Assemble all lines in which the string "трубки" appears.

Dataset items:
**********

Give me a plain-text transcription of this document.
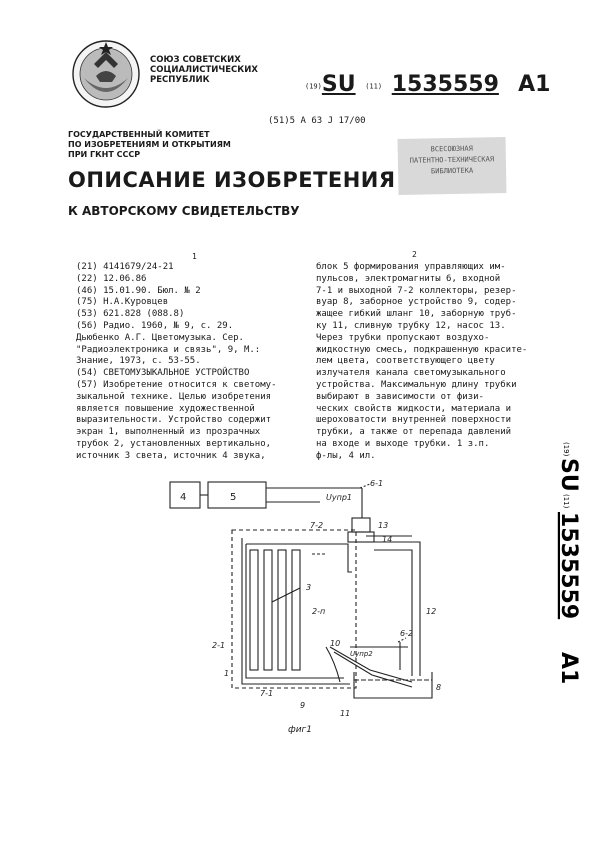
СОЮЗ СОВЕТСКИХ
СОЦИАЛИСТИЧЕСКИХ
РЕСПУБЛИК
(19)SU (11) 1535559 A1
(51)5 A 63 J 17/00
ГОСУДАРСТВЕННЫЙ КОМИТЕТ
ПО ИЗОБРЕТЕНИЯМ И ОТКРЫТИЯМ
ПРИ ГКНТ СССР
ВСЕСОЮЗНАЯ
ПАТЕНТНО-ТЕХНИЧЕСКАЯ
БИБЛИОТЕКА
ОПИСАНИЕ ИЗОБРЕТЕНИЯ
К АВТОРСКОМУ СВИДЕТЕЛЬСТВУ
1	2
(21) 4141679/24-21
(22) 12.06.86
(46) 15.01.90. Бюл. № 2
(75) Н.А.Куровцев
(53) 621.828 (088.8)
(56) Радио. 1960, № 9, с. 29.
Дьюбенко А.Г. Цветомузыка. Сер.
"Радиоэлектроника и связь", 9, М.:
Знание, 1973, с. 53-55.
(54) СВЕТОМУЗЫКАЛЬНОЕ УСТРОЙСТВО
(57) Изобретение относится к светому-
зыкальной технике. Целью изобретения
является повышение художественной
выразительности. Устройство содержит
экран 1, выполненный из прозрачных
трубок 2, установленных вертикально,
источник 3 света, источник 4 звука,
блок 5 формирования управляющих им-
пульсов, электромагниты 6, входной
7-1 и выходной 7-2 коллекторы, резер-
вуар 8, заборное устройство 9, содер-
жащее гибкий шланг 10, заборную труб-
ку 11, сливную трубку 12, насос 13.
Через трубки пропускают воздухо-
жидкостную смесь, подкрашенную красите-
лем цвета, соответствующего цвету
излучателя канала светомузыкального
устройства. Максимальную длину трубки
выбирают в зависимости от физи-
ческих свойств жидкости, материала и
шероховатости внутренней поверхности
трубки, а также от перепада давлений
на входе и выходе трубки. 1 з.п.
ф-лы, 4 ил.	(19)
SU
(11)
1535559
A1
4	5	Uупр1
6-1
13
14
7-2
3
2-п	12
2-1	10
Uупр2
6-2
1
7-1
9
11
8
фиг1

**********

# WRITTEN RESPONSE
Через трубки пропускают воздухо-
устройства. Максимальную длину трубки
трубки, а также от перепада давлений
на входе и выходе трубки. 1 з.п.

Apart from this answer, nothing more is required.